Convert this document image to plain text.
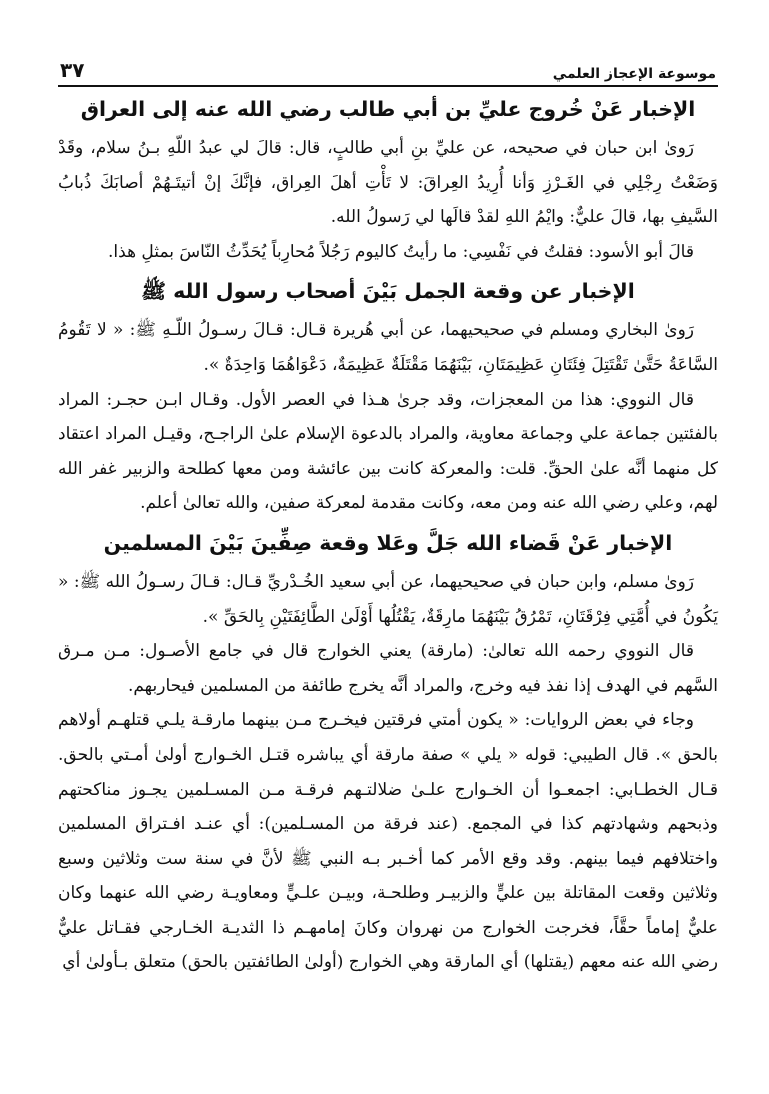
موسوعة الإعجاز العلمي
٣٧
الإخبار عَنْ خُروج عليِّ بن أبي طالب رضي الله عنه إلى العراق

رَوىٰ ابن حبان في صحيحه، عن عليِّ بنِ أبي طالبٍ، قال: قالَ لي عبدُ اللّهِ بـنُ سلام، وقَدْ وَضَعْتُ رِجْلِي في الغَـرْزِ وَأنا أُرِيدُ العِراقَ: لا تَأْتِ أهلَ العِراق، فإنَّكَ إنْ أتيتَـهُمْ أصابَكَ ذُبابُ السَّيفِ بها، قالَ عليٌّ: وايْمُ اللهِ لقدْ قالَها لي رَسولُ الله.

قالَ أبو الأسود: فقلتُ في نَفْسِي: ما رأيتُ كاليوم رَجُلاً مُحارِباً يُحَدِّثُ النّاسَ بمثلِ هذا.

الإخبار عن وقعة الجمل بَيْنَ أصحاب رسول الله ﷺ

رَوىٰ البخاري ومسلم في صحيحيهما، عن أبي هُريرة قـال: قـالَ رسـولُ اللّـهِ ﷺ: « لا تَقُومُ السَّاعَةُ حَتَّىٰ تَقْتَتِلَ فِئَتَانِ عَظِيمَتَانِ، بَيْنَهُمَا مَقْتَلَةٌ عَظِيمَةٌ، دَعْوَاهُمَا وَاحِدَةٌ ».

قال النووي: هذا من المعجزات، وقد جرىٰ هـذا في العصر الأول. وقـال ابـن حجـر: المراد بالفئتين جماعة علي وجماعة معاوية، والمراد بالدعوة الإسلام علىٰ الراجـح، وقيـل المراد اعتقاد كل منهما أنَّه علىٰ الحقِّ. قلت: والمعركة كانت بين عائشة ومن معها كطلحة والزبير غفر الله لهم، وعلي رضي الله عنه ومن معه، وكانت مقدمة لمعركة صفين، والله تعالىٰ أعلم.

الإخبار عَنْ قَضاء الله جَلَّ وعَلا وقعة صِفِّينَ بَيْنَ المسلمين

رَوىٰ مسلم، وابن حبان في صحيحيهما، عن أبي سعيد الخُـدْريِّ قـال: قـالَ رسـولُ الله ﷺ: « يَكُونُ في أُمَّتِي فِرْقَتَانِ، تَمْرُقُ بَيْنَهُمَا مارِقَةٌ، يَقْتُلُها أَوْلَىٰ الطَّائِفَتَيْنِ بِالحَقِّ ».

قال النووي رحمه الله تعالىٰ: (مارقة) يعني الخوارج قال في جامع الأصـول: مـن مـرق السَّهم في الهدف إذا نفذ فيه وخرج، والمراد أنَّه يخرج طائفة من المسلمين فيحاربهم.

وجاء في بعض الروايات: « يكون أمتي فرقتين فيخـرج مـن بينهما مارقـة يلـي قتلهـم أولاهم بالحق ». قال الطيبي: قوله « يلي » صفة مارقة أي يباشره قتـل الخـوارج أولىٰ أمـتي بالحق. قـال الخطـابي: اجمعـوا أن الخـوارج علـىٰ ضلالتـهم فرقـة مـن المسـلمين يجـوز مناكحتهم وذبحهم وشهادتهم كذا في المجمع. (عند فرقة من المسـلمين): أي عنـد افـتراق المسلمين واختلافهم فيما بينهم. وقد وقع الأمر كما أخـبر بـه النبي ﷺ لأنَّ في سنة ست وثلاثين وسبع وثلاثين وقعت المقاتلة بين عليٍّ والزبيـر وطلحـة، وبيـن علـيٍّ ومعاويـة رضي الله عنهما وكان عليٌّ إماماً حقَّاً، فخرجت الخوارج من نهروان وكانَ إمامهـم ذا الثديـة الخـارجي فقـاتل عليٌّ رضي الله عنه معهم (يقتلها) أي المارقة وهي الخوارج (أولىٰ الطائفتين بالحق) متعلق بـأولىٰ أي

— SET EXERCISE —
Find the string "طالب" in the records, then copy each line where it occurs.

— ANSWER TO THE EXERCISE —
الإخبار عَنْ خُروج عليِّ بن أبي طالب رضي الله عنه إلى العراق
رَوىٰ ابن حبان في صحيحه، عن عليِّ بنِ أبي طالبٍ، قال: قالَ لي عبدُ اللّهِ بـنُ سلام، وقَدْ وَضَعْتُ رِجْلِي في الغَـرْزِ وَأنا أُرِيدُ العِراقَ: لا تَأْتِ أهلَ العِراق، فإنَّكَ إنْ أتيتَـهُمْ أصابَكَ ذُبابُ السَّيفِ بها، قالَ عليٌّ: وايْمُ اللهِ لقدْ قالَها لي رَسولُ الله.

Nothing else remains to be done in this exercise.